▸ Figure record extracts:
-- -- --

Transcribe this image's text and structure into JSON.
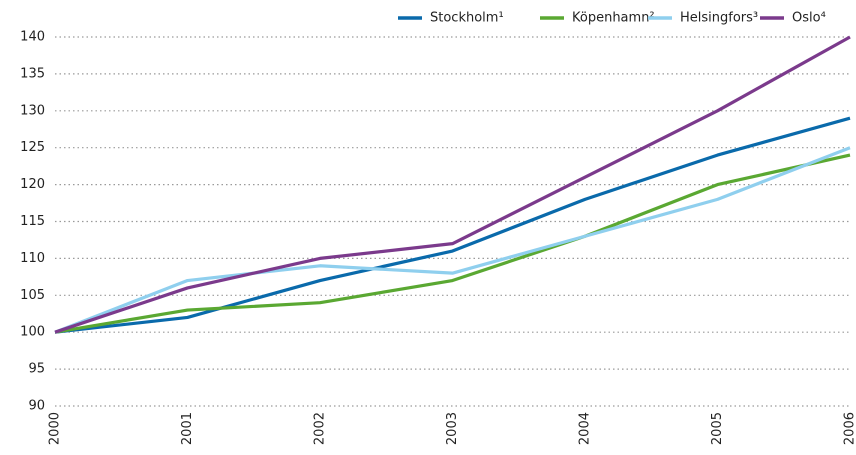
{
  "chart_data": {
    "type": "line",
    "x": [
      2000,
      2001,
      2002,
      2003,
      2004,
      2005,
      2006
    ],
    "xlim": [
      2000,
      2006
    ],
    "xticks": [
      2000,
      2001,
      2002,
      2003,
      2004,
      2005,
      2006
    ],
    "ylim": [
      90,
      140
    ],
    "yticks": [
      90,
      95,
      100,
      105,
      110,
      115,
      120,
      125,
      130,
      135,
      140
    ],
    "grid": true,
    "legend": "top-right",
    "series": [
      {
        "name": "Stockholm¹",
        "color": "#0a6aab",
        "values": [
          100,
          102,
          107,
          111,
          118,
          124,
          129
        ]
      },
      {
        "name": "Köpenhamn²",
        "color": "#5aa832",
        "values": [
          100,
          103,
          104,
          107,
          113,
          120,
          124
        ]
      },
      {
        "name": "Helsingfors³",
        "color": "#8fcfee",
        "values": [
          100,
          107,
          109,
          108,
          113,
          118,
          125
        ]
      },
      {
        "name": "Oslo⁴",
        "color": "#7b3a8c",
        "values": [
          100,
          106,
          110,
          112,
          121,
          130,
          140
        ]
      }
    ]
  }
}
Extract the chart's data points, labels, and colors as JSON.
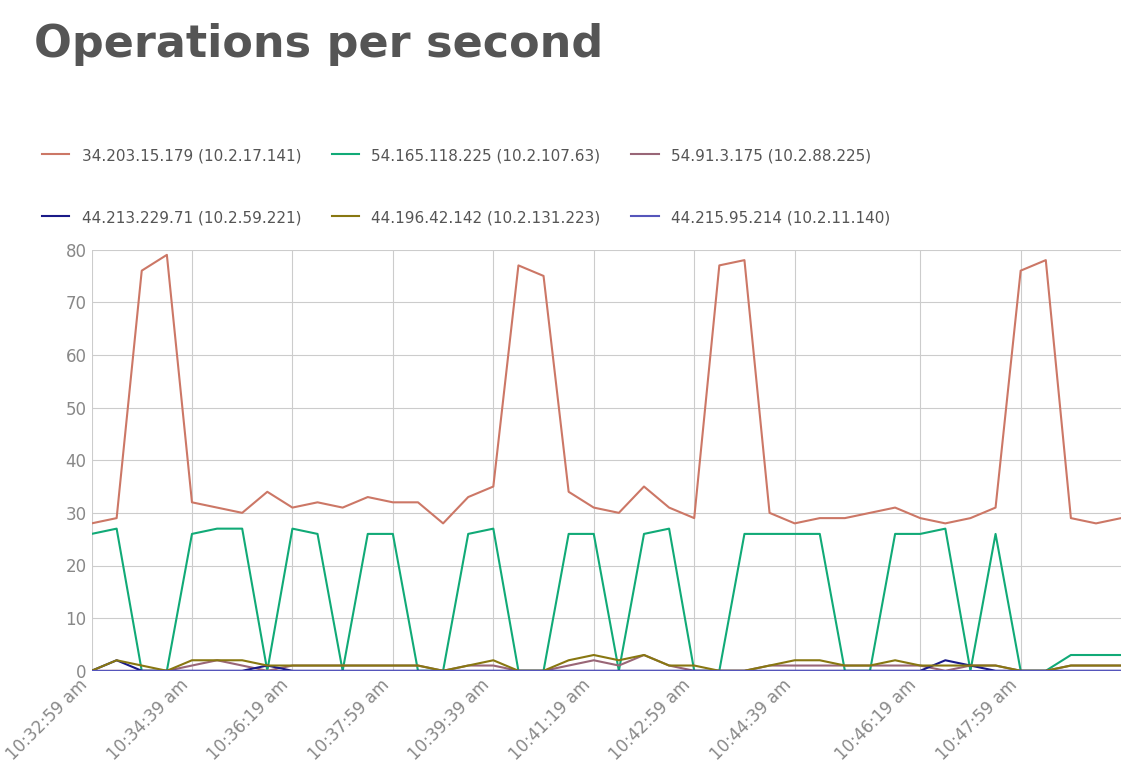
{
  "title": "Operations per second",
  "title_fontsize": 32,
  "title_color": "#555555",
  "background_color": "#ffffff",
  "plot_bg_color": "#ffffff",
  "grid_color": "#cccccc",
  "ylim": [
    0,
    80
  ],
  "yticks": [
    0,
    10,
    20,
    30,
    40,
    50,
    60,
    70,
    80
  ],
  "series": [
    {
      "label": "34.203.15.179 (10.2.17.141)",
      "color": "#cc7766",
      "linewidth": 1.5,
      "y": [
        28,
        29,
        76,
        79,
        32,
        31,
        30,
        34,
        31,
        32,
        31,
        33,
        32,
        32,
        28,
        33,
        35,
        77,
        75,
        34,
        31,
        30,
        35,
        31,
        29,
        77,
        78,
        30,
        28,
        29,
        29,
        30,
        31,
        29,
        28,
        29,
        31,
        76,
        78,
        29,
        28,
        29
      ]
    },
    {
      "label": "54.165.118.225 (10.2.107.63)",
      "color": "#11aa77",
      "linewidth": 1.5,
      "y": [
        26,
        27,
        0,
        0,
        26,
        27,
        27,
        0,
        27,
        26,
        0,
        26,
        26,
        0,
        0,
        26,
        27,
        0,
        0,
        26,
        26,
        0,
        26,
        27,
        0,
        0,
        26,
        26,
        26,
        26,
        0,
        0,
        26,
        26,
        27,
        0,
        26,
        0,
        0,
        3,
        3,
        3
      ]
    },
    {
      "label": "54.91.3.175 (10.2.88.225)",
      "color": "#996677",
      "linewidth": 1.5,
      "y": [
        0,
        0,
        0,
        0,
        1,
        2,
        1,
        0,
        1,
        1,
        1,
        1,
        1,
        1,
        0,
        1,
        1,
        0,
        0,
        1,
        2,
        1,
        3,
        1,
        0,
        0,
        0,
        1,
        1,
        1,
        1,
        1,
        1,
        1,
        0,
        1,
        1,
        0,
        0,
        1,
        1,
        1
      ]
    },
    {
      "label": "44.213.229.71 (10.2.59.221)",
      "color": "#1a1a88",
      "linewidth": 1.5,
      "y": [
        0,
        2,
        0,
        0,
        0,
        0,
        0,
        1,
        0,
        0,
        0,
        0,
        0,
        0,
        0,
        0,
        0,
        0,
        0,
        0,
        0,
        0,
        0,
        0,
        0,
        0,
        0,
        0,
        0,
        0,
        0,
        0,
        0,
        0,
        2,
        1,
        0,
        0,
        0,
        0,
        0,
        0
      ]
    },
    {
      "label": "44.196.42.142 (10.2.131.223)",
      "color": "#887711",
      "linewidth": 1.5,
      "y": [
        0,
        2,
        1,
        0,
        2,
        2,
        2,
        1,
        1,
        1,
        1,
        1,
        1,
        1,
        0,
        1,
        2,
        0,
        0,
        2,
        3,
        2,
        3,
        1,
        1,
        0,
        0,
        1,
        2,
        2,
        1,
        1,
        2,
        1,
        1,
        1,
        1,
        0,
        0,
        1,
        1,
        1
      ]
    },
    {
      "label": "44.215.95.214 (10.2.11.140)",
      "color": "#5555bb",
      "linewidth": 1.5,
      "y": [
        0,
        0,
        0,
        0,
        0,
        0,
        0,
        0,
        0,
        0,
        0,
        0,
        0,
        0,
        0,
        0,
        0,
        0,
        0,
        0,
        0,
        0,
        0,
        0,
        0,
        0,
        0,
        0,
        0,
        0,
        0,
        0,
        0,
        0,
        0,
        0,
        0,
        0,
        0,
        0,
        0,
        0
      ]
    }
  ],
  "xtick_labels": [
    "10:32:59 am",
    "10:34:39 am",
    "10:36:19 am",
    "10:37:59 am",
    "10:39:39 am",
    "10:41:19 am",
    "10:42:59 am",
    "10:44:39 am",
    "10:46:19 am",
    "10:47:59 am"
  ],
  "xtick_positions": [
    0,
    4,
    8,
    12,
    16,
    20,
    24,
    28,
    33,
    37
  ],
  "legend_fontsize": 11,
  "tick_fontsize": 12,
  "tick_color": "#888888"
}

-- -- --

▸ Given problem: Will you set down the records word for word while leaving out every picture?

▸ Solution to this problem:
Transcribe this image's text and structure into JSON.
{
  "chart_data": {
    "type": "line",
    "x": [
      2000,
      2001,
      2002,
      2003,
      2004,
      2005,
      2006
    ],
    "xlim": [
      2000,
      2006
    ],
    "xticks": [
      2000,
      2001,
      2002,
      2003,
      2004,
      2005,
      2006
    ],
    "ylim": [
      90,
      140
    ],
    "yticks": [
      90,
      95,
      100,
      105,
      110,
      115,
      120,
      125,
      130,
      135,
      140
    ],
    "grid": true,
    "legend": "top-right",
    "series": [
      {
        "name": "Stockholm¹",
        "color": "#0a6aab",
        "values": [
          100,
          102,
          107,
          111,
          118,
          124,
          129
        ]
      },
      {
        "name": "Köpenhamn²",
        "color": "#5aa832",
        "values": [
          100,
          103,
          104,
          107,
          113,
          120,
          124
        ]
      },
      {
        "name": "Helsingfors³",
        "color": "#8fcfee",
        "values": [
          100,
          107,
          109,
          108,
          113,
          118,
          125
        ]
      },
      {
        "name": "Oslo⁴",
        "color": "#7b3a8c",
        "values": [
          100,
          106,
          110,
          112,
          121,
          130,
          140
        ]
      }
    ]
  }
}
Extract the chart's data points, labels, and colors as JSON.
{
  "title": "Operations per second",
  "title_fontsize": 32,
  "title_color": "#555555",
  "background_color": "#ffffff",
  "plot_bg_color": "#ffffff",
  "grid_color": "#cccccc",
  "ylim": [
    0,
    80
  ],
  "yticks": [
    0,
    10,
    20,
    30,
    40,
    50,
    60,
    70,
    80
  ],
  "series": [
    {
      "label": "34.203.15.179 (10.2.17.141)",
      "color": "#cc7766",
      "linewidth": 1.5,
      "y": [
        28,
        29,
        76,
        79,
        32,
        31,
        30,
        34,
        31,
        32,
        31,
        33,
        32,
        32,
        28,
        33,
        35,
        77,
        75,
        34,
        31,
        30,
        35,
        31,
        29,
        77,
        78,
        30,
        28,
        29,
        29,
        30,
        31,
        29,
        28,
        29,
        31,
        76,
        78,
        29,
        28,
        29
      ]
    },
    {
      "label": "54.165.118.225 (10.2.107.63)",
      "color": "#11aa77",
      "linewidth": 1.5,
      "y": [
        26,
        27,
        0,
        0,
        26,
        27,
        27,
        0,
        27,
        26,
        0,
        26,
        26,
        0,
        0,
        26,
        27,
        0,
        0,
        26,
        26,
        0,
        26,
        27,
        0,
        0,
        26,
        26,
        26,
        26,
        0,
        0,
        26,
        26,
        27,
        0,
        26,
        0,
        0,
        3,
        3,
        3
      ]
    },
    {
      "label": "54.91.3.175 (10.2.88.225)",
      "color": "#996677",
      "linewidth": 1.5,
      "y": [
        0,
        0,
        0,
        0,
        1,
        2,
        1,
        0,
        1,
        1,
        1,
        1,
        1,
        1,
        0,
        1,
        1,
        0,
        0,
        1,
        2,
        1,
        3,
        1,
        0,
        0,
        0,
        1,
        1,
        1,
        1,
        1,
        1,
        1,
        0,
        1,
        1,
        0,
        0,
        1,
        1,
        1
      ]
    },
    {
      "label": "44.213.229.71 (10.2.59.221)",
      "color": "#1a1a88",
      "linewidth": 1.5,
      "y": [
        0,
        2,
        0,
        0,
        0,
        0,
        0,
        1,
        0,
        0,
        0,
        0,
        0,
        0,
        0,
        0,
        0,
        0,
        0,
        0,
        0,
        0,
        0,
        0,
        0,
        0,
        0,
        0,
        0,
        0,
        0,
        0,
        0,
        0,
        2,
        1,
        0,
        0,
        0,
        0,
        0,
        0
      ]
    },
    {
      "label": "44.196.42.142 (10.2.131.223)",
      "color": "#887711",
      "linewidth": 1.5,
      "y": [
        0,
        2,
        1,
        0,
        2,
        2,
        2,
        1,
        1,
        1,
        1,
        1,
        1,
        1,
        0,
        1,
        2,
        0,
        0,
        2,
        3,
        2,
        3,
        1,
        1,
        0,
        0,
        1,
        2,
        2,
        1,
        1,
        2,
        1,
        1,
        1,
        1,
        0,
        0,
        1,
        1,
        1
      ]
    },
    {
      "label": "44.215.95.214 (10.2.11.140)",
      "color": "#5555bb",
      "linewidth": 1.5,
      "y": [
        0,
        0,
        0,
        0,
        0,
        0,
        0,
        0,
        0,
        0,
        0,
        0,
        0,
        0,
        0,
        0,
        0,
        0,
        0,
        0,
        0,
        0,
        0,
        0,
        0,
        0,
        0,
        0,
        0,
        0,
        0,
        0,
        0,
        0,
        0,
        0,
        0,
        0,
        0,
        0,
        0,
        0
      ]
    }
  ],
  "xtick_labels": [
    "10:32:59 am",
    "10:34:39 am",
    "10:36:19 am",
    "10:37:59 am",
    "10:39:39 am",
    "10:41:19 am",
    "10:42:59 am",
    "10:44:39 am",
    "10:46:19 am",
    "10:47:59 am"
  ],
  "xtick_positions": [
    0,
    4,
    8,
    12,
    16,
    20,
    24,
    28,
    33,
    37
  ],
  "legend_fontsize": 11,
  "tick_fontsize": 12,
  "tick_color": "#888888"
}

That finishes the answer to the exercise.